━━━ Data lines

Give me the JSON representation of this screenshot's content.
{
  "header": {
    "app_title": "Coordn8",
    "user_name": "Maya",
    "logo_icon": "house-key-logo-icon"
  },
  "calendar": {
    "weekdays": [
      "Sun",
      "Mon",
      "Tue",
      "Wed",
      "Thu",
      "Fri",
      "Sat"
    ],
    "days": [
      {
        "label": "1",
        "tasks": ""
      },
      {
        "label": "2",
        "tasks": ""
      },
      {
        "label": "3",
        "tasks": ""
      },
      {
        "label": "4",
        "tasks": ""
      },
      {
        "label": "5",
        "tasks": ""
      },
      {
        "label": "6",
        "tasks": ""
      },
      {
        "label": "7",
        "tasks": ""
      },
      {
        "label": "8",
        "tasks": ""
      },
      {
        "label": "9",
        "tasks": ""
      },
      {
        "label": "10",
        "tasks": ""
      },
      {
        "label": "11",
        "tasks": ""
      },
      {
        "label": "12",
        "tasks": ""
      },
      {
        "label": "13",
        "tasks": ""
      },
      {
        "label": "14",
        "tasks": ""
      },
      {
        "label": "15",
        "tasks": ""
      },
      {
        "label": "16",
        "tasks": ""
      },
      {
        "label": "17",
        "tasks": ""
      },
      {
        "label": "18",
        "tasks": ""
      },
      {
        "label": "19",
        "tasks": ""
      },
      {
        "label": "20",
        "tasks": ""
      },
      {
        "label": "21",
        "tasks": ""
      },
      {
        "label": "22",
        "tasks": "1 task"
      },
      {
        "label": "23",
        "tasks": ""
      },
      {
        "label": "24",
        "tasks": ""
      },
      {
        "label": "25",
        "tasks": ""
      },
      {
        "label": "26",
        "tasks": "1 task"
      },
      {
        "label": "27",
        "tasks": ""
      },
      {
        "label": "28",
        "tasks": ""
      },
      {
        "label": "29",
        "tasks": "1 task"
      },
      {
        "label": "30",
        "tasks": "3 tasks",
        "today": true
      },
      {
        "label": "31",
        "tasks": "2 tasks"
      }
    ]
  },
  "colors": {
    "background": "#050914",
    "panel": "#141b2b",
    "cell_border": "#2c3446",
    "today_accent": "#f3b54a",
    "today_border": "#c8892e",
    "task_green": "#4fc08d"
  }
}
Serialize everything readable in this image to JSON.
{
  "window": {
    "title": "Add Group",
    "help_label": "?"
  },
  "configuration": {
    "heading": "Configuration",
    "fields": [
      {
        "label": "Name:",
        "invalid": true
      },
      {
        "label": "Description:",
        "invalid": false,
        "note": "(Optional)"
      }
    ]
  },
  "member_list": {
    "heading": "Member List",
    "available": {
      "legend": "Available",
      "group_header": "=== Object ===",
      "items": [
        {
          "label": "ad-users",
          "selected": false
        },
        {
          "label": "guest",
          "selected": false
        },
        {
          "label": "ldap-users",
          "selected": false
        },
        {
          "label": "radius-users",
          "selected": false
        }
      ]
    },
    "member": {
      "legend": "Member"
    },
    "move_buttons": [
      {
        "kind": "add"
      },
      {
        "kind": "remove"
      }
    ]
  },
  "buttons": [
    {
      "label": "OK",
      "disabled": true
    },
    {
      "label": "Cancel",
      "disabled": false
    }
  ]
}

━━━━━━

» Exercise details: Check each line of the entries above, and show every one holding the word "true".

» Solution for this task:
        "today": true
        "invalid": true
      "disabled": true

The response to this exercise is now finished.